Task objective: Among these entries, how many lines contain "interna"? Say the number and nothing else.

(Entries of transcribed document text)
|---|

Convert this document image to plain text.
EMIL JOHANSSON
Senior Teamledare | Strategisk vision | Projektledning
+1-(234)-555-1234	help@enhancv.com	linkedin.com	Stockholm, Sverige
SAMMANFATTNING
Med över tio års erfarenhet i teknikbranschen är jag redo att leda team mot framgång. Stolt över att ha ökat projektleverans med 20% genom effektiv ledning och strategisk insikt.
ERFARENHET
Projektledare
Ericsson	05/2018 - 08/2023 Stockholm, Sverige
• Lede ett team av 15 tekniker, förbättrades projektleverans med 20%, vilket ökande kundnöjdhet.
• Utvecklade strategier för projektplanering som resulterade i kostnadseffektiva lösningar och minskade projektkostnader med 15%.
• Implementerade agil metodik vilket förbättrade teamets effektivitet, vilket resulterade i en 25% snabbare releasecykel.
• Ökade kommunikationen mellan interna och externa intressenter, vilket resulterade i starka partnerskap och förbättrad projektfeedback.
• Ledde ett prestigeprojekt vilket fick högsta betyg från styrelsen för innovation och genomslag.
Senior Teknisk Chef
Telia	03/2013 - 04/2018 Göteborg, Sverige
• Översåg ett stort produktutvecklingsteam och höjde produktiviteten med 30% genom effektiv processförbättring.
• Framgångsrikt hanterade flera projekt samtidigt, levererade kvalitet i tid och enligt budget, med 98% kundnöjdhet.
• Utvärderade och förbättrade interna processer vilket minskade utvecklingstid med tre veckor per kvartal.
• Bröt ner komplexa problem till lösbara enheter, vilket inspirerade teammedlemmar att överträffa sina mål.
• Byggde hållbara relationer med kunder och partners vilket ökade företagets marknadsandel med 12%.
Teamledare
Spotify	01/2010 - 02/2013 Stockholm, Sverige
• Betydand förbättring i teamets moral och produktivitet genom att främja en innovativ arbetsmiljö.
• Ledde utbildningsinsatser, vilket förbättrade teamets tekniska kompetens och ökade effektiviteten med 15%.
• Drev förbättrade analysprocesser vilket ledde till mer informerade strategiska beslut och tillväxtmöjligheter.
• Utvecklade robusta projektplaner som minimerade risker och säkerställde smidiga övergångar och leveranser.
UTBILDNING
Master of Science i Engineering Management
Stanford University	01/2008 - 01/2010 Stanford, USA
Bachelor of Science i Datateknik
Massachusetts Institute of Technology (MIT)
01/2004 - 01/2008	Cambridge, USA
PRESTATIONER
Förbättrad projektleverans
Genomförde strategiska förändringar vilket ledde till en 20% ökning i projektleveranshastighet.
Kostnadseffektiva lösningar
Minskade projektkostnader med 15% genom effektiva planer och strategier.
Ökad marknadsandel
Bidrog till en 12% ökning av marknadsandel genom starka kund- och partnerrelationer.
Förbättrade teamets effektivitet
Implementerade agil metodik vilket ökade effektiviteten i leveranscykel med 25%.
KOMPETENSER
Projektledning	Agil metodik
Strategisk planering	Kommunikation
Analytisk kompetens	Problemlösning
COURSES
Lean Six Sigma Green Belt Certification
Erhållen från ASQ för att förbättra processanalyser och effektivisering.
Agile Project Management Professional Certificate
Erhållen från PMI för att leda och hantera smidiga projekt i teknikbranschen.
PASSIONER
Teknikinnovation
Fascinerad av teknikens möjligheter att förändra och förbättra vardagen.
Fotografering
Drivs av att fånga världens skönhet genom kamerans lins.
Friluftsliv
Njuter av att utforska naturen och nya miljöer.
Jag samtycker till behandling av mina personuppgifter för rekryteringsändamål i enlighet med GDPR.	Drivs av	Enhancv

|---|

Problem solution: 2